■ **Stated task**
Write the records out again, keeping each line exactly as it is.

■ **Material shown**
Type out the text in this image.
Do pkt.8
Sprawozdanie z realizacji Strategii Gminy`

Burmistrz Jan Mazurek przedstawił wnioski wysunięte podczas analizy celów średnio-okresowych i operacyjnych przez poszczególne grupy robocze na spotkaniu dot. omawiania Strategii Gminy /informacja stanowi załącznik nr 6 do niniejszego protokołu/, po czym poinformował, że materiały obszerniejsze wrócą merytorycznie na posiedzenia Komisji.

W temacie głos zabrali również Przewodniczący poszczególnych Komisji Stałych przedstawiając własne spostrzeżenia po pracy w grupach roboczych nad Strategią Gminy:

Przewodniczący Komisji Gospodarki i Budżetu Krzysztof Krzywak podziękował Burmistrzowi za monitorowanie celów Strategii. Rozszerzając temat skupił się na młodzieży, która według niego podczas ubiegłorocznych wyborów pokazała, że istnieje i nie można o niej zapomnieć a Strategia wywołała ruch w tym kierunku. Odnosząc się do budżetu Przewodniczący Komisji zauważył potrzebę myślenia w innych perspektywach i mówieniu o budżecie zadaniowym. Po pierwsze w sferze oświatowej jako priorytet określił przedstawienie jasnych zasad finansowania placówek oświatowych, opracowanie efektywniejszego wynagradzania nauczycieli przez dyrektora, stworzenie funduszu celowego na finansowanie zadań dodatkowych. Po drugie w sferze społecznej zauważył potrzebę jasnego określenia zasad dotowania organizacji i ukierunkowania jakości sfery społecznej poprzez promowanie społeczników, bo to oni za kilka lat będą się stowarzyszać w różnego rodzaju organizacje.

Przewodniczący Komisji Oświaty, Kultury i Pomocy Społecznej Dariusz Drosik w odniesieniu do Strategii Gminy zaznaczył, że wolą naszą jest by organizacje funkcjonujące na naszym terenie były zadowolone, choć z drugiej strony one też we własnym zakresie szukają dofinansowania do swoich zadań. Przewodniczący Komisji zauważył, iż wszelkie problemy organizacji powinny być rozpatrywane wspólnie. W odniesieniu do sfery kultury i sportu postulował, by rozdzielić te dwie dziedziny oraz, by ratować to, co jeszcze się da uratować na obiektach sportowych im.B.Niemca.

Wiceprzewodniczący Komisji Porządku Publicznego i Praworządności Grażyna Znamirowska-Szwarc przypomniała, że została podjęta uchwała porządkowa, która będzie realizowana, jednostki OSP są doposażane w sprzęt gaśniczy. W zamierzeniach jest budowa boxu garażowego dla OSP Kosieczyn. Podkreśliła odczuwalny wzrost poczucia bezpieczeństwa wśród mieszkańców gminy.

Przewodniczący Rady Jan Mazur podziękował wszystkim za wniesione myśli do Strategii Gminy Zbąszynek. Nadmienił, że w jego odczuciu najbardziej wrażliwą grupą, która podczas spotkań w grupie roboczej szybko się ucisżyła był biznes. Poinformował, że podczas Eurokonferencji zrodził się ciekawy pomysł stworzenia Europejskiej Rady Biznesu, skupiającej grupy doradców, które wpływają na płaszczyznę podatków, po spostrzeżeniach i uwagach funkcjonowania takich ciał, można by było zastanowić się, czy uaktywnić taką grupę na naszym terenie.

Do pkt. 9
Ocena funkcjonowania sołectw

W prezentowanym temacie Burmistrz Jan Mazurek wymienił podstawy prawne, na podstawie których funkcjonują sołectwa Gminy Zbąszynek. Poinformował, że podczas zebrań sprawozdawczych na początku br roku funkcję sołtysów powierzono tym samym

■ **Task solution**
Type out the text in this image.
Do pkt.8
Sprawozdanie z realizacji Strategii Gminy`

Burmistrz Jan Mazurek przedstawił wnioski wysunięte podczas analizy celów średnio-okresowych i operacyjnych przez poszczególne grupy robocze na spotkaniu dot. omawiania Strategii Gminy /informacja stanowi załącznik nr 6 do niniejszego protokołu/, po czym poinformował, że materiały obszerniejsze wrócą merytorycznie na posiedzenia Komisji.

W temacie głos zabrali również Przewodniczący poszczególnych Komisji Stałych przedstawiając własne spostrzeżenia po pracy w grupach roboczych nad Strategią Gminy:

Przewodniczący Komisji Gospodarki i Budżetu Krzysztof Krzywak podziękował Burmistrzowi za monitorowanie celów Strategii. Rozszerzając temat skupił się na młodzieży, która według niego podczas ubiegłorocznych wyborów pokazała, że istnieje i nie można o niej zapomnieć a Strategia wywołała ruch w tym kierunku. Odnosząc się do budżetu Przewodniczący Komisji zauważył potrzebę myślenia w innych perspektywach i mówieniu o budżecie zadaniowym. Po pierwsze w sferze oświatowej jako priorytet określił przedstawienie jasnych zasad finansowania placówek oświatowych, opracowanie efektywniejszego wynagradzania nauczycieli przez dyrektora, stworzenie funduszu celowego na finansowanie zadań dodatkowych. Po drugie w sferze społecznej zauważył potrzebę jasnego określenia zasad dotowania organizacji i ukierunkowania jakości sfery społecznej poprzez promowanie społeczników, bo to oni za kilka lat będą się stowarzyszać w różnego rodzaju organizacje.

Przewodniczący Komisji Oświaty, Kultury i Pomocy Społecznej Dariusz Drosik w odniesieniu do Strategii Gminy zaznaczył, że wolą naszą jest by organizacje funkcjonujące na naszym terenie były zadowolone, choć z drugiej strony one też we własnym zakresie szukają dofinansowania do swoich zadań. Przewodniczący Komisji zauważył, iż wszelkie problemy organizacji powinny być rozpatrywane wspólnie. W odniesieniu do sfery kultury i sportu postulował, by rozdzielić te dwie dziedziny oraz, by ratować to, co jeszcze się da uratować na obiektach sportowych im.B.Niemca.

Wiceprzewodniczący Komisji Porządku Publicznego i Praworządności Grażyna Znamirowska-Szwarc przypomniała, że została podjęta uchwała porządkowa, która będzie realizowana, jednostki OSP są doposażane w sprzęt gaśniczy. W zamierzeniach jest budowa boxu garażowego dla OSP Kosieczyn. Podkreśliła odczuwalny wzrost poczucia bezpieczeństwa wśród mieszkańców gminy.

Przewodniczący Rady Jan Mazur podziękował wszystkim za wniesione myśli do Strategii Gminy Zbąszynek. Nadmienił, że w jego odczuciu najbardziej wrażliwą grupą, która podczas spotkań w grupie roboczej szybko się ucisżyła był biznes. Poinformował, że podczas Eurokonferencji zrodził się ciekawy pomysł stworzenia Europejskiej Rady Biznesu, skupiającej grupy doradców, które wpływają na płaszczyznę podatków, po spostrzeżeniach i uwagach funkcjonowania takich ciał, można by było zastanowić się, czy uaktywnić taką grupę na naszym terenie.

Do pkt. 9
Ocena funkcjonowania sołectw

W prezentowanym temacie Burmistrz Jan Mazurek wymienił podstawy prawne, na podstawie których funkcjonują sołectwa Gminy Zbąszynek. Poinformował, że podczas zebrań sprawozdawczych na początku br roku funkcję sołtysów powierzono tym samym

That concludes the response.